Source material

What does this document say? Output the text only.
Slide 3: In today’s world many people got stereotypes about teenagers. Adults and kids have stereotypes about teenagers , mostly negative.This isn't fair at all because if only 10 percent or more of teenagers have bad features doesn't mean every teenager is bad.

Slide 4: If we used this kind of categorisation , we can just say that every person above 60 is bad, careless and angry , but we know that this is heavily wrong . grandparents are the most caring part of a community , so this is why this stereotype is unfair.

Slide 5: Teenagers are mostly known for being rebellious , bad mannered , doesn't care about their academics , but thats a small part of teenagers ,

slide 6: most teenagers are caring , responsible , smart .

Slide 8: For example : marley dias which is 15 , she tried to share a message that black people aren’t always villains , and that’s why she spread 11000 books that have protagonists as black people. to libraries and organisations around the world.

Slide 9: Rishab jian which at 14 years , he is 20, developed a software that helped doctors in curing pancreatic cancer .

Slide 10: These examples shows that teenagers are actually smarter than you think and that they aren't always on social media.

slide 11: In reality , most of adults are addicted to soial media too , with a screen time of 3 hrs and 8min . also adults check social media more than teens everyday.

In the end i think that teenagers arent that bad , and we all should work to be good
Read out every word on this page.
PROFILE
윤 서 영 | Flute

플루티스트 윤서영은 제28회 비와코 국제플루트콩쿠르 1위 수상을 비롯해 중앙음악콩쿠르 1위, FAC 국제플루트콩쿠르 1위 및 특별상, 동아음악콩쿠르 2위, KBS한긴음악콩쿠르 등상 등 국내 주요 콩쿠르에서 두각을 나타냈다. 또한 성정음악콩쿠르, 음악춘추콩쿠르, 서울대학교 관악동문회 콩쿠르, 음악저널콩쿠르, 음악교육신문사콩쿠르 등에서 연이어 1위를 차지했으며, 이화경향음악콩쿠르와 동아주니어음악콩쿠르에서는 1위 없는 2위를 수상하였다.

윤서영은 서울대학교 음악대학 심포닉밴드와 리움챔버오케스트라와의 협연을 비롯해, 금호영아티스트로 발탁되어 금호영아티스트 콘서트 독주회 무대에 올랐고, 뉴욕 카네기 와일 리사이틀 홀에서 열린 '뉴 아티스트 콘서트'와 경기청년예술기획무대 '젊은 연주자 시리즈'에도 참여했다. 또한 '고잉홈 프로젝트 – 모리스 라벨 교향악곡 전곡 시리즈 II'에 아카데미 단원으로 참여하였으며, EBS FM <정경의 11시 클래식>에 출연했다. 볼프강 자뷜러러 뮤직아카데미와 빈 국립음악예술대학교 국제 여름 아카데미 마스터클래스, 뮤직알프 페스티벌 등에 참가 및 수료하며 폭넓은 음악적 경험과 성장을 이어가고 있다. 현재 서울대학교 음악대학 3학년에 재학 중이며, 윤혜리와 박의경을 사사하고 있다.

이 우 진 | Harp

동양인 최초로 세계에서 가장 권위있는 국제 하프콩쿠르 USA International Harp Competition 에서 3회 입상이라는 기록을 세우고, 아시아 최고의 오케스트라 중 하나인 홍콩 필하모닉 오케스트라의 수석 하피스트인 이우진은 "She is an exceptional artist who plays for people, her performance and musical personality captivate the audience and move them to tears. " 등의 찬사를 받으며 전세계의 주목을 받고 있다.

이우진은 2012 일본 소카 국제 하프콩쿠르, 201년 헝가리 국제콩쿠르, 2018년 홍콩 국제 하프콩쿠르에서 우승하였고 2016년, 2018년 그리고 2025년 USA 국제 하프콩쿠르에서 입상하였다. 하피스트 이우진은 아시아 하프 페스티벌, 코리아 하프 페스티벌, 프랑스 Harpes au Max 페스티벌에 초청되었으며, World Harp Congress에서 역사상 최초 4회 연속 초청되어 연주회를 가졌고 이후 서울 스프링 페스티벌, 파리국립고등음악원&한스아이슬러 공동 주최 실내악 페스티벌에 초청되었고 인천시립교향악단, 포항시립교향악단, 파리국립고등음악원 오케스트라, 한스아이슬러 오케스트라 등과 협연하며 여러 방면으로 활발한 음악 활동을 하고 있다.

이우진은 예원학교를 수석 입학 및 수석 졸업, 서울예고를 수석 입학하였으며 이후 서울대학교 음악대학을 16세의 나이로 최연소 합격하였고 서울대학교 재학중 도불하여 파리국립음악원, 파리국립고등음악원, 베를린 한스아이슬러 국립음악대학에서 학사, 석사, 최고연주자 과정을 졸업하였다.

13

Exercise
In the records above, find each line holding "think" and copy it.

Full solution
Slide 10: These examples shows that teenagers are actually smarter than you think and that they aren't always on social media.
In the end i think that teenagers arent that bad , and we all should work to be good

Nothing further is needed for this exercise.